■ **Required task 1**
Please rewrite the post on Matt Murton between "Talking Cubs Baseball" and "full big league season.", inclusive, putting "outfielder" in place of "left fielder".

═════ Given passage ═════

View From The Bleachers

Talking Cubs Baseball Since 2003



January 2012



Chet's Corner: The Curious Case of Matt Murton

Written by , Posted in General

What if I told you, in the summer of 2006, the Cubs had a left fielder who was all of 24 years old and hit .297 with an .809 OPS in 144 games.  In 508 plate appearances he hit 13 HR’s and managed 62 RBI’s.   Oh, and by the way, he only committed 3 errors along the way.  Mind you, this is his first full big league season.

What if I told you, that in 2010, while playing with the Hanshin Tigers, this same player would break a Japanese League single season hits record held by Ichiro set in 1994.

What if I told you that player was none other than Matt Murton?

Murton came to the Cubs via the Boston Red Sox.  To be more specific, he was the “throw in” player included with Nomar Garciaparra in a huge four team/seven player deal.  He was a first round draft pick by the Red Sox in 2003 after his college days at Georgia Tech.

In 2005 he made his debut with the Cubs.  In 51 games and 160 plates appearances he hit .321 and knocked 7 dingers.  He had a .908 OPS in that short period of time.

═════ Data for processing ═════

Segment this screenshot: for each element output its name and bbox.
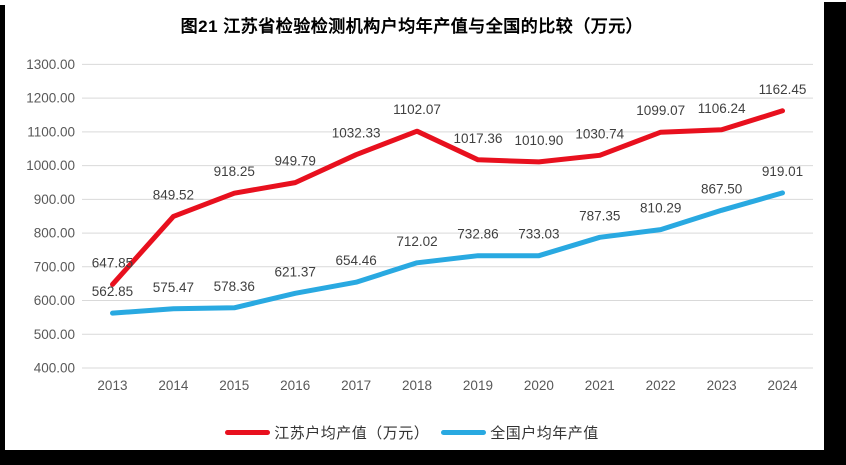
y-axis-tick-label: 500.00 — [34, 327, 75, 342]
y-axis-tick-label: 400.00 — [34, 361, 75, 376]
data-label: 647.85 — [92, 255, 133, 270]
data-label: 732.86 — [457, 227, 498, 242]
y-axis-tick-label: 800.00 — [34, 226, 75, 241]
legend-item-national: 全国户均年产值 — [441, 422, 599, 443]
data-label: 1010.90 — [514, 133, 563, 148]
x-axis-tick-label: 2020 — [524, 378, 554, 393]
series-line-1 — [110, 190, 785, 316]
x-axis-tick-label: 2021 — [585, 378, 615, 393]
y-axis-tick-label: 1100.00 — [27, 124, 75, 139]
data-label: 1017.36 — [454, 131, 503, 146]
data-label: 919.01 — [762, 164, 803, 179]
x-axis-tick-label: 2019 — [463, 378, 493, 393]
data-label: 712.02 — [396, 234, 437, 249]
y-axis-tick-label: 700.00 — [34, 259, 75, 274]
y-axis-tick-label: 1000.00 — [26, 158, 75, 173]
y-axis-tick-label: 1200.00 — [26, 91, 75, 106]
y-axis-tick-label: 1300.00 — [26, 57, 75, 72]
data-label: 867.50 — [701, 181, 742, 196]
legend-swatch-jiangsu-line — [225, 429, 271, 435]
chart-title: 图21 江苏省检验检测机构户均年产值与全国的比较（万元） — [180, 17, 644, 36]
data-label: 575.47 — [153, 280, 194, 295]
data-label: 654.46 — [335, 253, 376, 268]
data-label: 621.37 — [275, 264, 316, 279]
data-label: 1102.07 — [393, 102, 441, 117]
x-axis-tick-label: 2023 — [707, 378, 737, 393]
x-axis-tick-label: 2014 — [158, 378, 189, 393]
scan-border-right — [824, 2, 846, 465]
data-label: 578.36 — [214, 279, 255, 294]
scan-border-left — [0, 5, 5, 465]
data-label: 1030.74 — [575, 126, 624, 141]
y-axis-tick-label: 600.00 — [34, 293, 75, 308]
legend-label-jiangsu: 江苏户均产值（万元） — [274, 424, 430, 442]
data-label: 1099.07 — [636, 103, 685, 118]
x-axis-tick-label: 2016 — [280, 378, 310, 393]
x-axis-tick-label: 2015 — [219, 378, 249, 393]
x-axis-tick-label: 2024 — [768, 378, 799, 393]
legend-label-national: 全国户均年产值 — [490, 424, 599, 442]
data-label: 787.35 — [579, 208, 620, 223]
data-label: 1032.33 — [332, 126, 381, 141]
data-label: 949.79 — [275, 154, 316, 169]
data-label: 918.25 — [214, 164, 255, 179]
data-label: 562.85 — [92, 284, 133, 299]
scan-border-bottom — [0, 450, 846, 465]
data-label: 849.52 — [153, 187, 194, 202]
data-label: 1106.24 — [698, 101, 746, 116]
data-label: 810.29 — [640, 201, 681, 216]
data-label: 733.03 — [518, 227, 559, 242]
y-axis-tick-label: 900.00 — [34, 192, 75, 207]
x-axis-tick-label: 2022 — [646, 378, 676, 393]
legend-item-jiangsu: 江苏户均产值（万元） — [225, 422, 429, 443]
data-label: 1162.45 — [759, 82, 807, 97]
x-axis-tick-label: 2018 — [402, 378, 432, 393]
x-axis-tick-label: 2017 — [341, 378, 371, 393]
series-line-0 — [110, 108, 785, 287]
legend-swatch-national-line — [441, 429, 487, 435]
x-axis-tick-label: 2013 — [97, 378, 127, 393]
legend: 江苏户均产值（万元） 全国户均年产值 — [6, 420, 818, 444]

═════

■ **Required task 2**
Return each line of the entries that contains the string "legend". Case counts.

■ **Final answer 1**
Talking Cubs Baseball Since 2003



January 2012



Chet's Corner: The Curious Case of Matt Murton

Written by , Posted in General

What if I told you, in the summer of 2006, the Cubs had a outfielder who was all of 24 years old and hit .297 with an .809 OPS in 144 games.  In 508 plate appearances he hit 13 HR’s and managed 62 RBI’s.   Oh, and by the way, he only committed 3 errors along the way.  Mind you, this is his first full big league season.

■ **Final answer 2**
legend-item-national: 全国户均年产值 — [441, 422, 599, 443]
legend-swatch-jiangsu-line — [225, 429, 271, 435]
legend-label-jiangsu: 江苏户均产值（万元） — [274, 424, 430, 442]
legend-label-national: 全国户均年产值 — [490, 424, 599, 442]
legend-item-jiangsu: 江苏户均产值（万元） — [225, 422, 429, 443]
legend-swatch-national-line — [441, 429, 487, 435]
legend: 江苏户均产值（万元） 全国户均年产值 — [6, 420, 818, 444]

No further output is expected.